OBJECTIVE: Your copy of the material below should match it exactly, except that it holds no pictures.

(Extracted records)
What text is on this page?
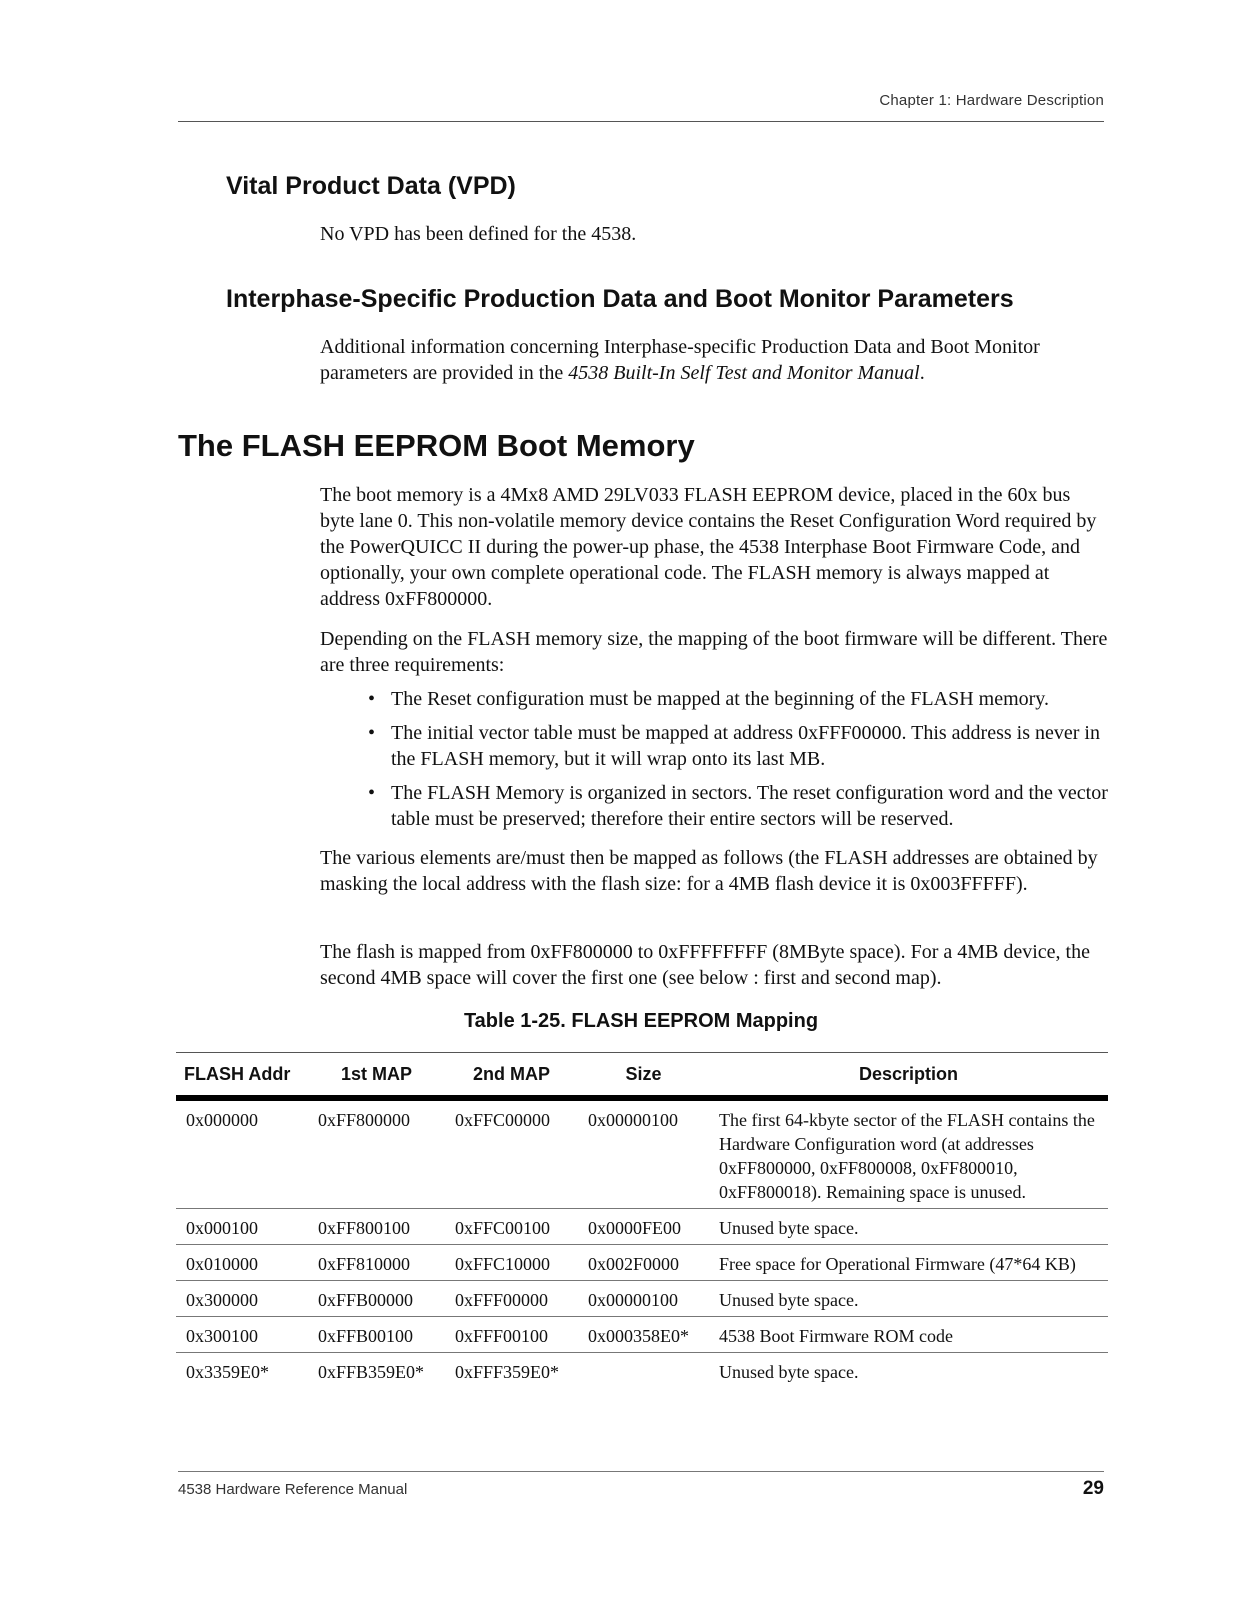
Chapter 1: Hardware Description
Vital Product Data (VPD)

No VPD has been defined for the 4538.

Interphase-Specific Production Data and Boot Monitor Parameters

Additional information concerning Interphase-specific Production Data and Boot Monitor parameters are provided in the 4538 Built-In Self Test and Monitor Manual.

The FLASH EEPROM Boot Memory

The boot memory is a 4Mx8 AMD 29LV033 FLASH EEPROM device, placed in the 60x bus byte lane 0. This non-volatile memory device contains the Reset Configuration Word required by the PowerQUICC II during the power-up phase, the 4538 Interphase Boot Firmware Code, and optionally, your own complete operational code. The FLASH memory is always mapped at address 0xFF800000.

Depending on the FLASH memory size, the mapping of the boot firmware will be different. There are three requirements:

• The Reset configuration must be mapped at the beginning of the FLASH memory.
• The initial vector table must be mapped at address 0xFFF00000. This address is never in the FLASH memory, but it will wrap onto its last MB.
• The FLASH Memory is organized in sectors. The reset configuration word and the vector table must be preserved; therefore their entire sectors will be reserved.

The various elements are/must then be mapped as follows (the FLASH addresses are obtained by masking the local address with the flash size: for a 4MB flash device it is 0x003FFFFF).

The flash is mapped from 0xFF800000 to 0xFFFFFFFF (8MByte space). For a 4MB device, the second 4MB space will cover the first one (see below : first and second map).

Table 1-25. FLASH EEPROM Mapping
FLASH Addr	1st MAP	2nd MAP	Size	Description
0x000000	0xFF800000	0xFFC00000	0x00000100	The first 64-kbyte sector of the FLASH contains the Hardware Configuration word (at addresses 0xFF800000, 0xFF800008, 0xFF800010, 0xFF800018). Remaining space is unused.
0x000100	0xFF800100	0xFFC00100	0x0000FE00	Unused byte space.
0x010000	0xFF810000	0xFFC10000	0x002F0000	Free space for Operational Firmware (47*64 KB)
0x300000	0xFFB00000	0xFFF00000	0x00000100	Unused byte space.
0x300100	0xFFB00100	0xFFF00100	0x000358E0*	4538 Boot Firmware ROM code
0x3359E0*	0xFFB359E0*	0xFFF359E0*		Unused byte space.
4538 Hardware Reference Manual	29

ANSWER IN FULL:
What text is on this page?
Chapter 1: Hardware Description
Vital Product Data (VPD)

No VPD has been defined for the 4538.

Interphase-Specific Production Data and Boot Monitor Parameters

Additional information concerning Interphase-specific Production Data and Boot Monitor parameters are provided in the 4538 Built-In Self Test and Monitor Manual.

The FLASH EEPROM Boot Memory

The boot memory is a 4Mx8 AMD 29LV033 FLASH EEPROM device, placed in the 60x bus byte lane 0. This non-volatile memory device contains the Reset Configuration Word required by the PowerQUICC II during the power-up phase, the 4538 Interphase Boot Firmware Code, and optionally, your own complete operational code. The FLASH memory is always mapped at address 0xFF800000.

Depending on the FLASH memory size, the mapping of the boot firmware will be different. There are three requirements:

• The Reset configuration must be mapped at the beginning of the FLASH memory.
• The initial vector table must be mapped at address 0xFFF00000. This address is never in the FLASH memory, but it will wrap onto its last MB.
• The FLASH Memory is organized in sectors. The reset configuration word and the vector table must be preserved; therefore their entire sectors will be reserved.

The various elements are/must then be mapped as follows (the FLASH addresses are obtained by masking the local address with the flash size: for a 4MB flash device it is 0x003FFFFF).

The flash is mapped from 0xFF800000 to 0xFFFFFFFF (8MByte space). For a 4MB device, the second 4MB space will cover the first one (see below : first and second map).

Table 1-25. FLASH EEPROM Mapping
FLASH Addr	1st MAP	2nd MAP	Size	Description
0x000000	0xFF800000	0xFFC00000	0x00000100	The first 64-kbyte sector of the FLASH contains the Hardware Configuration word (at addresses 0xFF800000, 0xFF800008, 0xFF800010, 0xFF800018). Remaining space is unused.
0x000100	0xFF800100	0xFFC00100	0x0000FE00	Unused byte space.
0x010000	0xFF810000	0xFFC10000	0x002F0000	Free space for Operational Firmware (47*64 KB)
0x300000	0xFFB00000	0xFFF00000	0x00000100	Unused byte space.
0x300100	0xFFB00100	0xFFF00100	0x000358E0*	4538 Boot Firmware ROM code
0x3359E0*	0xFFB359E0*	0xFFF359E0*		Unused byte space.
4538 Hardware Reference Manual	29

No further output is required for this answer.